### Quoted passage
>> Begin
FCC Releases Ruling and Order on Telephone Consumer Protection Act (TCPA)
This is an update from Clark Hill's Consumer Financial Services Regulatory & Compliance Group.
The confusion and uncertainty about the Telephone Consumer Protection Act (TCPA) is now over. Any business entity that uses an Automatic Telephone Dialing System (ATDS) or a predictive dialer to contact consumers on their cell phones or through text messaging (SMS) better pay special attention as well as start shopping for new hardware effective immediately.
Late Friday evening, July 10, 2015, the FCC finally issued their formal declaratory ruling after providing a tease to the public at their public meeting on June 18, 2015. The substance of the declaratory ruling was no surprise, especially for those that submitted 21 separate requests for clarification of the law. A fact sheet, issued by Chairman Tom Wheeler on June 30, 2015, was very clear where the majority of the Commission would side on the issue. The Commission stated that its Declaratory Ruling and Order will benefit both consumers and good-faith callers alike "by clarifying whether conduct violates the TCPA and by detailing simple guidance intended to assist callers in avoiding violations and consequent litigation." Based upon the ruling and order, many on the side of industry would absolutely disagree.
>> End
### Supplied information
>> Begin
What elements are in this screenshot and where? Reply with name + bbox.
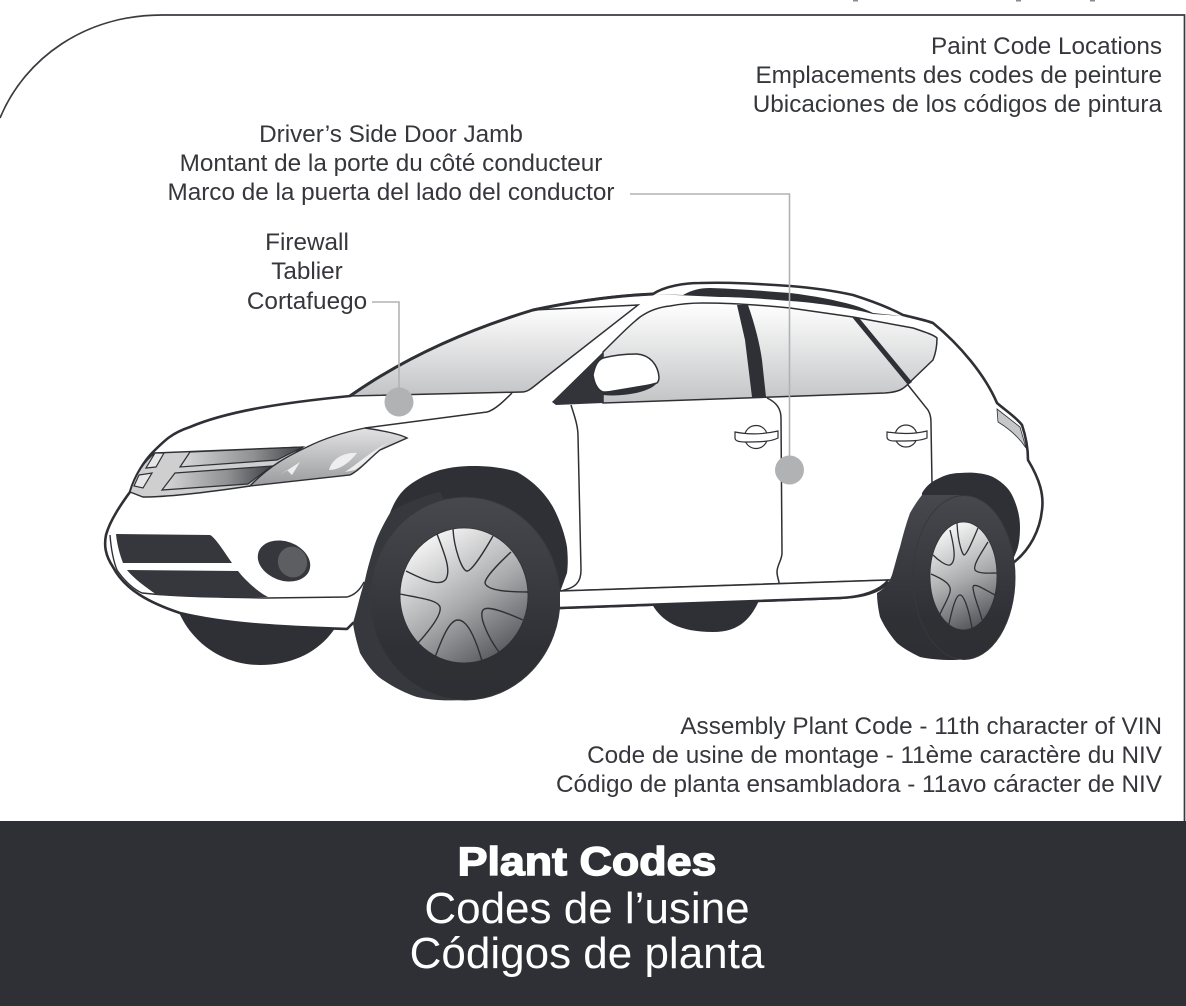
>> End
### What this task involves
List every calendar date in the text about the FCC's TCPA ruling, and give the event the text ties to each.

### Written solution
- July 10, 2015: the FCC issued its formal declaratory ruling.
- June 18, 2015: the FCC held the public meeting where it gave the public a tease of the ruling.
- June 30, 2015: Chairman Tom Wheeler issued a fact sheet.